[Given task]
Search the records for "title" and copy each line that holds it.

Figure data in JSON:
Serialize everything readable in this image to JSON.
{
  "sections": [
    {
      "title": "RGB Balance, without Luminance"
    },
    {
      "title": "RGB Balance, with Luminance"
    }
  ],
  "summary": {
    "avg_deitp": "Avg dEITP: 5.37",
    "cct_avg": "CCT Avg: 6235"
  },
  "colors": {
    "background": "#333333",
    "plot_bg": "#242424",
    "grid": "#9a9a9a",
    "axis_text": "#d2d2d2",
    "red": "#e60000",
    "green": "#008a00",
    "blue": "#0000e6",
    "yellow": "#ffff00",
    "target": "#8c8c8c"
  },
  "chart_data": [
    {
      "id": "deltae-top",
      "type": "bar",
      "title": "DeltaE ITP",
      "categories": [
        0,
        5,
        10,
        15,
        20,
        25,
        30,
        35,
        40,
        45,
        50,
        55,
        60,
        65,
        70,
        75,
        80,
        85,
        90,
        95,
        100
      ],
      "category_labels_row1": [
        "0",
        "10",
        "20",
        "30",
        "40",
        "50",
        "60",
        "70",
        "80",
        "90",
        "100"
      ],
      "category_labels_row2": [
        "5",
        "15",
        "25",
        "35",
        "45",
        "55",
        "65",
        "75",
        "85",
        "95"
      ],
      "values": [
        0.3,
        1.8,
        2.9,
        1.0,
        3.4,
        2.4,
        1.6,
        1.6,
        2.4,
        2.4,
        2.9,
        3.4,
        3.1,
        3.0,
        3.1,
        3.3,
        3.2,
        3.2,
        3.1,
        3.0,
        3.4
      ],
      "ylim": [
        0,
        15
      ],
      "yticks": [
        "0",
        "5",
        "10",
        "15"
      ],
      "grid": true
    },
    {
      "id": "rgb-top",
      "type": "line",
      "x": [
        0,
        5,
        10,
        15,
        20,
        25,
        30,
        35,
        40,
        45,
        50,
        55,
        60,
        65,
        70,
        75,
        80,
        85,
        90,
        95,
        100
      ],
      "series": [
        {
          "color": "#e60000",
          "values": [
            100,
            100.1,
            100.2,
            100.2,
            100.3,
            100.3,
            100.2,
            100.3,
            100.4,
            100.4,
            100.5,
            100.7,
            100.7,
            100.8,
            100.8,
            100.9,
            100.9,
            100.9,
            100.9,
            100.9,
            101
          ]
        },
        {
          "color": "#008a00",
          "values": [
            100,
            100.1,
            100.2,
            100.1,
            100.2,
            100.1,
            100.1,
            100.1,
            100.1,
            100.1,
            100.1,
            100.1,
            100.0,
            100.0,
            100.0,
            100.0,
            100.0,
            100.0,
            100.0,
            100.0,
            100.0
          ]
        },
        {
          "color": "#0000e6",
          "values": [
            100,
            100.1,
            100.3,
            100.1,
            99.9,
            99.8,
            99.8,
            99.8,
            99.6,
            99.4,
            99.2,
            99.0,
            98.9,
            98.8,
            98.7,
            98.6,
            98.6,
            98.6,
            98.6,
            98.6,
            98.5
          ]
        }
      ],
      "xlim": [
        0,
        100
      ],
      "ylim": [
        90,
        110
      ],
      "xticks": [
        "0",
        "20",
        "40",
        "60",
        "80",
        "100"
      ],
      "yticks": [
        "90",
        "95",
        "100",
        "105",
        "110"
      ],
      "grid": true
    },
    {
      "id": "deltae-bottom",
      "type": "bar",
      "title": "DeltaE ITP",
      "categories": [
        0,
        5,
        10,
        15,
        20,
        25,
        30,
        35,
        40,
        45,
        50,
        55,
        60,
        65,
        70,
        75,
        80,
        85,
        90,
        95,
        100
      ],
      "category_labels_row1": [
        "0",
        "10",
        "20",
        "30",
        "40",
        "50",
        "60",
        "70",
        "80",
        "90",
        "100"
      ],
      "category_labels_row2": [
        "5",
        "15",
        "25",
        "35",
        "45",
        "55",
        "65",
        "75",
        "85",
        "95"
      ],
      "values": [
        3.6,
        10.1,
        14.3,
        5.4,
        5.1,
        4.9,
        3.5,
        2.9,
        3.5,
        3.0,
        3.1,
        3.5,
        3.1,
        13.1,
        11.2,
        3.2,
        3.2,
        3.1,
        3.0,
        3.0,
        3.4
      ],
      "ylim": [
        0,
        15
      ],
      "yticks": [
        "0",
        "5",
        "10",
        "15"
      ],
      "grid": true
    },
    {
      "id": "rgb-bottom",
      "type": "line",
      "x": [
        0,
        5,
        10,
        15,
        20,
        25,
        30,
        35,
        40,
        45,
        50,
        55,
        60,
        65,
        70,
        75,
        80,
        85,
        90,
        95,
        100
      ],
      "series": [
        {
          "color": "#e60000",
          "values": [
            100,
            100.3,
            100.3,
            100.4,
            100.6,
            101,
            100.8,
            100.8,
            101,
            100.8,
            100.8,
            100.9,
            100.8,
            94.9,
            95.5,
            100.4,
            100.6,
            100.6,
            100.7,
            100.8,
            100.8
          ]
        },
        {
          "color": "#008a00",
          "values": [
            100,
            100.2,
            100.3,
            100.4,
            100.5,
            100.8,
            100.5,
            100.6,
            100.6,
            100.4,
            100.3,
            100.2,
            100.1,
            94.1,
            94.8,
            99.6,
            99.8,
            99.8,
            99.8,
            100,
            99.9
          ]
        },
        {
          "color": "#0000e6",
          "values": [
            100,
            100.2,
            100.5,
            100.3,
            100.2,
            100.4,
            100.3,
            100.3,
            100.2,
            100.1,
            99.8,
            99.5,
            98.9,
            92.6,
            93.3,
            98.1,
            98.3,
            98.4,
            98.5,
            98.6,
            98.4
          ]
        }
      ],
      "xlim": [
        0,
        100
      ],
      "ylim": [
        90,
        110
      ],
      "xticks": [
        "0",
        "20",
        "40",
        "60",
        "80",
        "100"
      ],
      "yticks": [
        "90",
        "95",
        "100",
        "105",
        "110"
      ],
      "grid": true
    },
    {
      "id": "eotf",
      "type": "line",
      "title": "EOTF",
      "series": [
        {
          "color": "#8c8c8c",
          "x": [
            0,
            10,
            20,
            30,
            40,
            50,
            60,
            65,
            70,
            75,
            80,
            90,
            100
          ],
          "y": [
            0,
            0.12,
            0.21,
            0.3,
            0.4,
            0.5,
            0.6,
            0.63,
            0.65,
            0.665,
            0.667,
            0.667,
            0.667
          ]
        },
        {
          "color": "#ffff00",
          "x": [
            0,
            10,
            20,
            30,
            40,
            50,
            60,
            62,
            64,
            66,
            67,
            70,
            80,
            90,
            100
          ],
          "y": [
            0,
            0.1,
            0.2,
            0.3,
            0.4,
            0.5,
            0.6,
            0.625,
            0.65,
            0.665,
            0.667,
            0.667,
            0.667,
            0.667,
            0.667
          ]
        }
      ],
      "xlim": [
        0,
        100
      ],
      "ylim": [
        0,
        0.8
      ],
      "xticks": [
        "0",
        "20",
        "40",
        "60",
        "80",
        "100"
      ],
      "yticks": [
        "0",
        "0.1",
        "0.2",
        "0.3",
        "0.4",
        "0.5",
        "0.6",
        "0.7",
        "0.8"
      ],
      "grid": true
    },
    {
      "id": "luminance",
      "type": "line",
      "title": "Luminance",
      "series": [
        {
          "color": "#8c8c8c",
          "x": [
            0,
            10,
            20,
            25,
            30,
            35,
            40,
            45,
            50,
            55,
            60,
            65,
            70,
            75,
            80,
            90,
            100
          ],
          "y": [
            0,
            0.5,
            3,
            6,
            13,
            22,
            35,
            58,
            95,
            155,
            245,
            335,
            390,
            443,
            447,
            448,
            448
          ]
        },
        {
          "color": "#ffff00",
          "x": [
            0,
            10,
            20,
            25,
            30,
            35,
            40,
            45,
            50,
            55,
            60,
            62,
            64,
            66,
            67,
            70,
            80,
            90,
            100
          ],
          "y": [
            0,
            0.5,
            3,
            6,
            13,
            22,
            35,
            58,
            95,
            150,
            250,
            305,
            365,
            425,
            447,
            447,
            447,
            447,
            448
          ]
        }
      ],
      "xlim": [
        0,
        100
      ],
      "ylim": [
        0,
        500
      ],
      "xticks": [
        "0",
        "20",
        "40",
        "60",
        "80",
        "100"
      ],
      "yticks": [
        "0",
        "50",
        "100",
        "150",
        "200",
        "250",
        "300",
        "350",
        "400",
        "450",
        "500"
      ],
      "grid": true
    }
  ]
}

[Written solution]
      "title": "RGB Balance, without Luminance"
      "title": "RGB Balance, with Luminance"
      "title": "DeltaE ITP",
      "title": "DeltaE ITP",
      "title": "EOTF",
      "title": "Luminance",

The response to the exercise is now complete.